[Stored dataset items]
──────────────────────────────
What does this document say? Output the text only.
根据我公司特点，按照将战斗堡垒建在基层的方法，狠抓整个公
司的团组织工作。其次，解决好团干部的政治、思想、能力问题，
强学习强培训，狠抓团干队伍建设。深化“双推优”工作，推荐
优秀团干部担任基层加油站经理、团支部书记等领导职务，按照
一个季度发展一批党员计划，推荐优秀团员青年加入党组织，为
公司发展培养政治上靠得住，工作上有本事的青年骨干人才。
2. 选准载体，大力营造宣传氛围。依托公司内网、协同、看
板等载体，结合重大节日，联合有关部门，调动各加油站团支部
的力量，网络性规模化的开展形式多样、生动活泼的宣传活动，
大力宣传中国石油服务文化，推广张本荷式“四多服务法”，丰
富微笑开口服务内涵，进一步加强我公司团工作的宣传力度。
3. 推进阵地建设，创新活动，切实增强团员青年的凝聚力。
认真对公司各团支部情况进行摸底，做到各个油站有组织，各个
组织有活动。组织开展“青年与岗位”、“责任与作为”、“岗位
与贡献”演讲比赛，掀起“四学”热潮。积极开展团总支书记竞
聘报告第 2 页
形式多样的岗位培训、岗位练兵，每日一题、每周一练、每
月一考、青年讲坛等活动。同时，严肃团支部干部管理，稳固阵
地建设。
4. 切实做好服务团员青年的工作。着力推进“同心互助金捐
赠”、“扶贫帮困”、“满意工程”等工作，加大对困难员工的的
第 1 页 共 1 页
──────────────────────────────
**What you need to do**
Return all of the data exactly as it reads.

**Expected output**
What does this document say? Output the text only.
根据我公司特点，按照将战斗堡垒建在基层的方法，狠抓整个公
司的团组织工作。其次，解决好团干部的政治、思想、能力问题，
强学习强培训，狠抓团干队伍建设。深化“双推优”工作，推荐
优秀团干部担任基层加油站经理、团支部书记等领导职务，按照
一个季度发展一批党员计划，推荐优秀团员青年加入党组织，为
公司发展培养政治上靠得住，工作上有本事的青年骨干人才。
2. 选准载体，大力营造宣传氛围。依托公司内网、协同、看
板等载体，结合重大节日，联合有关部门，调动各加油站团支部
的力量，网络性规模化的开展形式多样、生动活泼的宣传活动，
大力宣传中国石油服务文化，推广张本荷式“四多服务法”，丰
富微笑开口服务内涵，进一步加强我公司团工作的宣传力度。
3. 推进阵地建设，创新活动，切实增强团员青年的凝聚力。
认真对公司各团支部情况进行摸底，做到各个油站有组织，各个
组织有活动。组织开展“青年与岗位”、“责任与作为”、“岗位
与贡献”演讲比赛，掀起“四学”热潮。积极开展团总支书记竞
聘报告第 2 页
形式多样的岗位培训、岗位练兵，每日一题、每周一练、每
月一考、青年讲坛等活动。同时，严肃团支部干部管理，稳固阵
地建设。
4. 切实做好服务团员青年的工作。着力推进“同心互助金捐
赠”、“扶贫帮困”、“满意工程”等工作，加大对困难员工的的
第 1 页 共 1 页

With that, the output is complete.